• Set exercise
Bring together all lines of the material below that contain the string "temperature".
+++
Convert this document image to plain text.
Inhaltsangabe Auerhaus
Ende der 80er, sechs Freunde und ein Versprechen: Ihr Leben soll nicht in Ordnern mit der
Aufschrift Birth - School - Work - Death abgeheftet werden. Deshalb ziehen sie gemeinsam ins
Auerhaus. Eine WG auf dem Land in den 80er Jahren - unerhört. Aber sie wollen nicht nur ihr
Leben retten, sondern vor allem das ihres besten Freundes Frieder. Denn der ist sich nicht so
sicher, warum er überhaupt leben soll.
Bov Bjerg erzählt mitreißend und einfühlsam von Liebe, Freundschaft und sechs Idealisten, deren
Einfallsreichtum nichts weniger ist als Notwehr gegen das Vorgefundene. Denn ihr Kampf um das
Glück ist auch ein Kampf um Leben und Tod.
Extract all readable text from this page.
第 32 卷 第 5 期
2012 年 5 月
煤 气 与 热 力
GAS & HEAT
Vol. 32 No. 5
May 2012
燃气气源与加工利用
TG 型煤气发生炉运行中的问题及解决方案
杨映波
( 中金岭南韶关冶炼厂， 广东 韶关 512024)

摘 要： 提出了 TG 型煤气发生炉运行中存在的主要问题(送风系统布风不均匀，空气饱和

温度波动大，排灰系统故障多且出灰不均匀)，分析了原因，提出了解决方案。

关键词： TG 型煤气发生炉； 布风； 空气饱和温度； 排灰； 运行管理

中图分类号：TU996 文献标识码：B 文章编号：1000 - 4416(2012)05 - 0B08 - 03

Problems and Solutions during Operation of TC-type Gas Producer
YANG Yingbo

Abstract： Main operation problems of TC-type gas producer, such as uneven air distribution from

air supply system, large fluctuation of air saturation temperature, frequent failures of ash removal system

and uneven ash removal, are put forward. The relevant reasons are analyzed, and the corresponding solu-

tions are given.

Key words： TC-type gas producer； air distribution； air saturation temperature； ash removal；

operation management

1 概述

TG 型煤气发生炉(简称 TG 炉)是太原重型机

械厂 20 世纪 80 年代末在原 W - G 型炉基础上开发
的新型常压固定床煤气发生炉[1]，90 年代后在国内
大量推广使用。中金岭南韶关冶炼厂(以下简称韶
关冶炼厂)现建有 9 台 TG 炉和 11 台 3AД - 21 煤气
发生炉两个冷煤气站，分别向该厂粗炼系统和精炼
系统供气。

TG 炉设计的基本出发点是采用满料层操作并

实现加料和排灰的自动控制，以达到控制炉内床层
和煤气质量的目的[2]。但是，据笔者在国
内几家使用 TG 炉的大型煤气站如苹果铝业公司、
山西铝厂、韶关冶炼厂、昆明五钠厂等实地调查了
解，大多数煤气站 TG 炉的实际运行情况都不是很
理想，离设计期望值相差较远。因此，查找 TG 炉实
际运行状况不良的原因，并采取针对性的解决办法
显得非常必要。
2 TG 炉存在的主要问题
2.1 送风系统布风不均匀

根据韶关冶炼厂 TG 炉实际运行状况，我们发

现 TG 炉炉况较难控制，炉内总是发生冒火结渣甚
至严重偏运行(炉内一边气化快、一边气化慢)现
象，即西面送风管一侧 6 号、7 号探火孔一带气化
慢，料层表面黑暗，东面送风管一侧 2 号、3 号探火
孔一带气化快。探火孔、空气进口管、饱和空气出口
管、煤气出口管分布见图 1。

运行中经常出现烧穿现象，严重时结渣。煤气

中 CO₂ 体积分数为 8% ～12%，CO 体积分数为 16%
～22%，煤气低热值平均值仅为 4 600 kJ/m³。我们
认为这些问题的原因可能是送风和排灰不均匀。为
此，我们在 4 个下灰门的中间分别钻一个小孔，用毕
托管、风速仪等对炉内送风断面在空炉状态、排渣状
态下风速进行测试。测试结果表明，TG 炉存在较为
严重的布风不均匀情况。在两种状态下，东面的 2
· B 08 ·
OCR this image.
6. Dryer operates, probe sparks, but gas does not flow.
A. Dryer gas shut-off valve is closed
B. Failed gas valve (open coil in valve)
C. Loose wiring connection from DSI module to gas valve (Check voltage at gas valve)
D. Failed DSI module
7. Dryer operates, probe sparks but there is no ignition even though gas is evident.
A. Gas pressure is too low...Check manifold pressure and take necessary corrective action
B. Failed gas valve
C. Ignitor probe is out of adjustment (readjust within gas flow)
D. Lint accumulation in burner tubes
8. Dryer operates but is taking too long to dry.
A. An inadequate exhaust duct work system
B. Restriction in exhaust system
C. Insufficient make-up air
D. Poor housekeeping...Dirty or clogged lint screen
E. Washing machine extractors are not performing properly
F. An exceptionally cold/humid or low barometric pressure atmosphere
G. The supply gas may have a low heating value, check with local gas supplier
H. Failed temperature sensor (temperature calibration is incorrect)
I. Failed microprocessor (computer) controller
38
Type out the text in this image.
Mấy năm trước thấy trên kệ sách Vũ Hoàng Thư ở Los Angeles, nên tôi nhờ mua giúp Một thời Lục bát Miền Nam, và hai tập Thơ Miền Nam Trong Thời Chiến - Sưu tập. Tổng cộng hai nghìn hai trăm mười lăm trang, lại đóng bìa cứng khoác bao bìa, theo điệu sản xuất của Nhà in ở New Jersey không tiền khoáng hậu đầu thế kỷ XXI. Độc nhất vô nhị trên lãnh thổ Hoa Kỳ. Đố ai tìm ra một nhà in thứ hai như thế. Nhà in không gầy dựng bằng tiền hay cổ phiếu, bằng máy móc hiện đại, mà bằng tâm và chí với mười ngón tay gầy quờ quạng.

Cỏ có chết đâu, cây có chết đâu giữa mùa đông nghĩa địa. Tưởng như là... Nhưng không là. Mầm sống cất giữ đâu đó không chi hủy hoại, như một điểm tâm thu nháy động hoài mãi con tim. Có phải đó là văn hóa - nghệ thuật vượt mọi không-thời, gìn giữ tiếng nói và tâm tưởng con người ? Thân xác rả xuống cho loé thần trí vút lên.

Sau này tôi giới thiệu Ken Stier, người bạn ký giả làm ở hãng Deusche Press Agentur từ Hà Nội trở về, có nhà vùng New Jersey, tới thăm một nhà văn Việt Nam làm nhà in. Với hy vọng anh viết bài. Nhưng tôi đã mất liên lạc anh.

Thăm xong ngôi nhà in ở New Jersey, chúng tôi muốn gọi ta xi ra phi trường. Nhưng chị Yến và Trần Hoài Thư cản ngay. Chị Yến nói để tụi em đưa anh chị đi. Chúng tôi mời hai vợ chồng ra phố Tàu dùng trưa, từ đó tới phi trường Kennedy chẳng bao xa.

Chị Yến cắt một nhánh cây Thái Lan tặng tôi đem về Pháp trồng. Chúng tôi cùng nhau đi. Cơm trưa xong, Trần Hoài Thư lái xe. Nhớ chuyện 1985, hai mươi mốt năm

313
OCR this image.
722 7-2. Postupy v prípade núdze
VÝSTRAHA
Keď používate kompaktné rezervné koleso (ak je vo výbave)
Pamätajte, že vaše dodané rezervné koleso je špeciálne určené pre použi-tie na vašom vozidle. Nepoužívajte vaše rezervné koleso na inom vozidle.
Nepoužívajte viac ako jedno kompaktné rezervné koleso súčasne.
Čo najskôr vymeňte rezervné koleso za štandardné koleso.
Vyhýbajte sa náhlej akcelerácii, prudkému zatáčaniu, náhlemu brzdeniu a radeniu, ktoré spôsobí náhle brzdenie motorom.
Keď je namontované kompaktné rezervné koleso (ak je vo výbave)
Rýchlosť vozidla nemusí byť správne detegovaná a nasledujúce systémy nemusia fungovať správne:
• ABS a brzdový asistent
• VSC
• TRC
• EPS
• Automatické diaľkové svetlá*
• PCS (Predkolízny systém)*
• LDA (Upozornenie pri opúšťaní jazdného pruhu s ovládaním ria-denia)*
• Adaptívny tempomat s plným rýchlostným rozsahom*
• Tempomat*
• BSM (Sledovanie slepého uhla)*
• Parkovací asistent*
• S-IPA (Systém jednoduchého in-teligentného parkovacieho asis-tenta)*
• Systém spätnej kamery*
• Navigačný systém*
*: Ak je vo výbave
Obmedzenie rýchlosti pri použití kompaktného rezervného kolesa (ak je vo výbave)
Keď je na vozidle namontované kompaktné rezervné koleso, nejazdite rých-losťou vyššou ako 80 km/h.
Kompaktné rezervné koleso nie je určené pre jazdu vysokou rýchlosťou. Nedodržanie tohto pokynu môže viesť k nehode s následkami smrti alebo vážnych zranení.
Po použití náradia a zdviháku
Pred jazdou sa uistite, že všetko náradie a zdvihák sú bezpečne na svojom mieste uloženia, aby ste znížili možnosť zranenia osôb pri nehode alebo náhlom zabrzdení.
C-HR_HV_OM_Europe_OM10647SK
+++
• Written reply
air supply system, large fluctuation of air saturation temperature, frequent failures of ash removal system
Key words： TC-type gas producer； air distribution； air saturation temperature； ash removal；
H. Failed temperature sensor (temperature calibration is incorrect)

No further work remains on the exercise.